*Short exercise*:
Your task is to output the listing word for word, with pictures excluded.

(Stored data entries)
------
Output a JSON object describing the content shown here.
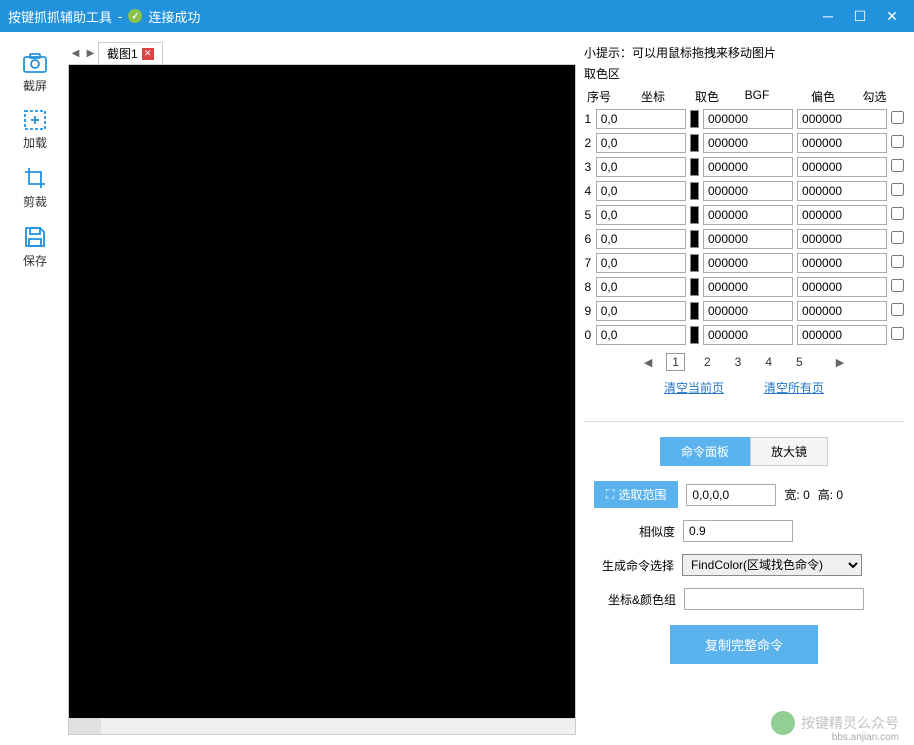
{
  "titlebar": {
    "app_name": "按键抓抓辅助工具",
    "separator": "-",
    "status": "连接成功"
  },
  "toolbar": {
    "screenshot": "截屏",
    "load": "加载",
    "crop": "剪裁",
    "save": "保存"
  },
  "tabs": {
    "tab1": "截图1"
  },
  "right": {
    "hint": "小提示：可以用鼠标拖拽来移动图片",
    "section": "取色区",
    "headers": {
      "idx": "序号",
      "coord": "坐标",
      "color": "取色",
      "bgf": "BGF",
      "offset": "偏色",
      "check": "勾选"
    },
    "rows": [
      {
        "idx": "1",
        "coord": "0,0",
        "bgf": "000000",
        "offset": "000000"
      },
      {
        "idx": "2",
        "coord": "0,0",
        "bgf": "000000",
        "offset": "000000"
      },
      {
        "idx": "3",
        "coord": "0,0",
        "bgf": "000000",
        "offset": "000000"
      },
      {
        "idx": "4",
        "coord": "0,0",
        "bgf": "000000",
        "offset": "000000"
      },
      {
        "idx": "5",
        "coord": "0,0",
        "bgf": "000000",
        "offset": "000000"
      },
      {
        "idx": "6",
        "coord": "0,0",
        "bgf": "000000",
        "offset": "000000"
      },
      {
        "idx": "7",
        "coord": "0,0",
        "bgf": "000000",
        "offset": "000000"
      },
      {
        "idx": "8",
        "coord": "0,0",
        "bgf": "000000",
        "offset": "000000"
      },
      {
        "idx": "9",
        "coord": "0,0",
        "bgf": "000000",
        "offset": "000000"
      },
      {
        "idx": "0",
        "coord": "0,0",
        "bgf": "000000",
        "offset": "000000"
      }
    ],
    "pages": [
      "1",
      "2",
      "3",
      "4",
      "5"
    ],
    "clear_current": "清空当前页",
    "clear_all": "清空所有页"
  },
  "cmd": {
    "tab_cmd": "命令面板",
    "tab_zoom": "放大镜",
    "range_btn": "选取范围",
    "range_val": "0,0,0,0",
    "width_label": "宽: 0",
    "height_label": "高: 0",
    "similarity_label": "相似度",
    "similarity_val": "0.9",
    "gen_label": "生成命令选择",
    "gen_val": "FindColor(区域找色命令)",
    "coord_label": "坐标&颜色组",
    "coord_val": "",
    "copy_btn": "复制完整命令"
  },
  "watermark": {
    "text": "按键精灵么众号",
    "site": "bbs.anjian.com"
  }
}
------
*Result for this exercise*:
Output a JSON object describing the content shown here.
{
  "titlebar": {
    "app_name": "按键抓抓辅助工具",
    "separator": "-",
    "status": "连接成功"
  },
  "toolbar": {
    "screenshot": "截屏",
    "load": "加载",
    "crop": "剪裁",
    "save": "保存"
  },
  "tabs": {
    "tab1": "截图1"
  },
  "right": {
    "hint": "小提示：可以用鼠标拖拽来移动图片",
    "section": "取色区",
    "headers": {
      "idx": "序号",
      "coord": "坐标",
      "color": "取色",
      "bgf": "BGF",
      "offset": "偏色",
      "check": "勾选"
    },
    "rows": [
      {
        "idx": "1",
        "coord": "0,0",
        "bgf": "000000",
        "offset": "000000"
      },
      {
        "idx": "2",
        "coord": "0,0",
        "bgf": "000000",
        "offset": "000000"
      },
      {
        "idx": "3",
        "coord": "0,0",
        "bgf": "000000",
        "offset": "000000"
      },
      {
        "idx": "4",
        "coord": "0,0",
        "bgf": "000000",
        "offset": "000000"
      },
      {
        "idx": "5",
        "coord": "0,0",
        "bgf": "000000",
        "offset": "000000"
      },
      {
        "idx": "6",
        "coord": "0,0",
        "bgf": "000000",
        "offset": "000000"
      },
      {
        "idx": "7",
        "coord": "0,0",
        "bgf": "000000",
        "offset": "000000"
      },
      {
        "idx": "8",
        "coord": "0,0",
        "bgf": "000000",
        "offset": "000000"
      },
      {
        "idx": "9",
        "coord": "0,0",
        "bgf": "000000",
        "offset": "000000"
      },
      {
        "idx": "0",
        "coord": "0,0",
        "bgf": "000000",
        "offset": "000000"
      }
    ],
    "pages": [
      "1",
      "2",
      "3",
      "4",
      "5"
    ],
    "clear_current": "清空当前页",
    "clear_all": "清空所有页"
  },
  "cmd": {
    "tab_cmd": "命令面板",
    "tab_zoom": "放大镜",
    "range_btn": "选取范围",
    "range_val": "0,0,0,0",
    "width_label": "宽: 0",
    "height_label": "高: 0",
    "similarity_label": "相似度",
    "similarity_val": "0.9",
    "gen_label": "生成命令选择",
    "gen_val": "FindColor(区域找色命令)",
    "coord_label": "坐标&颜色组",
    "coord_val": "",
    "copy_btn": "复制完整命令"
  },
  "watermark": {
    "text": "按键精灵么众号",
    "site": "bbs.anjian.com"
  }
}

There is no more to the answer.